• AVAILABLE DATA
>> START

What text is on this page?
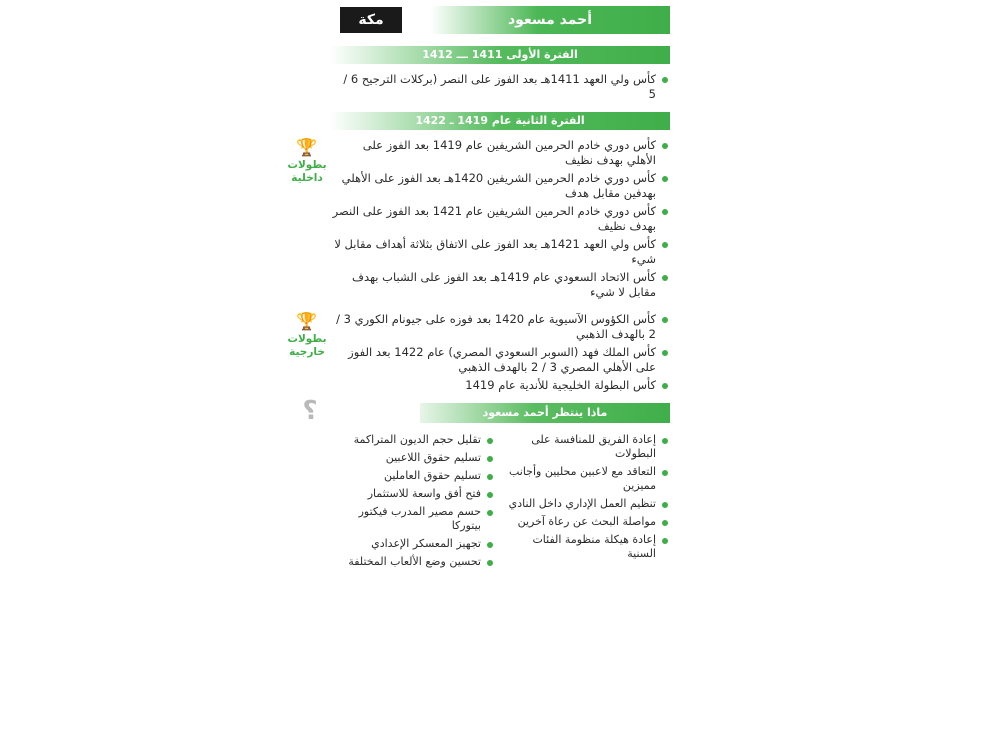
أحمد مسعود
مكة
الفترة الأولى 1411 ـــ 1412
كأس ولي العهد 1411هـ بعد الفوز على النصر (بركلات الترجيح 6 / 5
الفترة الثانية عام 1419 ـ 1422
🏆
بطولات داخلية
كأس دوري خادم الحرمين الشريفين عام 1419 بعد الفوز على الأهلي بهدف نظيف
كأس دوري خادم الحرمين الشريفين 1420هـ بعد الفوز على الأهلي بهدفين مقابل هدف
كأس دوري خادم الحرمين الشريفين عام 1421 بعد الفوز على النصر بهدف نظيف
كأس ولي العهد 1421هـ بعد الفوز على الاتفاق بثلاثة أهداف مقابل لا شيء
كأس الاتحاد السعودي عام 1419هـ بعد الفوز على الشباب بهدف مقابل لا شيء
🏆
بطولات خارجية
كأس الكؤوس الآسيوية عام 1420 بعد فوزه على جيونام الكوري 3 / 2 بالهدف الذهبي
كأس الملك فهد (السوبر السعودي المصري) عام 1422 بعد الفوز على الأهلي المصري 3 / 2 بالهدف الذهبي
كأس البطولة الخليجية للأندية عام 1419
؟	ماذا ينتظر أحمد مسعود
إعادة الفريق للمنافسة على البطولات
التعاقد مع لاعبين محليين وأجانب مميزين
تنظيم العمل الإداري داخل النادي
مواصلة البحث عن رعاة آخرين
إعادة هيكلة منظومة الفئات السنية
تقليل حجم الديون المتراكمة
تسليم حقوق اللاعبين
تسليم حقوق العاملين
فتح أفق واسعة للاستثمار
حسم مصير المدرب فيكتور بيتوركا
تجهيز المعسكر الإعدادي
تحسين وضع الألعاب المختلفة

>> END

Each line of the material must be retyped exactly, except that images are omitted.

• OUTPUT OF THE TASK
What text is on this page?
أحمد مسعود
مكة
الفترة الأولى 1411 ـــ 1412
كأس ولي العهد 1411هـ بعد الفوز على النصر (بركلات الترجيح 6 / 5
الفترة الثانية عام 1419 ـ 1422
🏆
بطولات داخلية
كأس دوري خادم الحرمين الشريفين عام 1419 بعد الفوز على الأهلي بهدف نظيف
كأس دوري خادم الحرمين الشريفين 1420هـ بعد الفوز على الأهلي بهدفين مقابل هدف
كأس دوري خادم الحرمين الشريفين عام 1421 بعد الفوز على النصر بهدف نظيف
كأس ولي العهد 1421هـ بعد الفوز على الاتفاق بثلاثة أهداف مقابل لا شيء
كأس الاتحاد السعودي عام 1419هـ بعد الفوز على الشباب بهدف مقابل لا شيء
🏆
بطولات خارجية
كأس الكؤوس الآسيوية عام 1420 بعد فوزه على جيونام الكوري 3 / 2 بالهدف الذهبي
كأس الملك فهد (السوبر السعودي المصري) عام 1422 بعد الفوز على الأهلي المصري 3 / 2 بالهدف الذهبي
كأس البطولة الخليجية للأندية عام 1419
؟	ماذا ينتظر أحمد مسعود
إعادة الفريق للمنافسة على البطولات
التعاقد مع لاعبين محليين وأجانب مميزين
تنظيم العمل الإداري داخل النادي
مواصلة البحث عن رعاة آخرين
إعادة هيكلة منظومة الفئات السنية
تقليل حجم الديون المتراكمة
تسليم حقوق اللاعبين
تسليم حقوق العاملين
فتح أفق واسعة للاستثمار
حسم مصير المدرب فيكتور بيتوركا
تجهيز المعسكر الإعدادي
تحسين وضع الألعاب المختلفة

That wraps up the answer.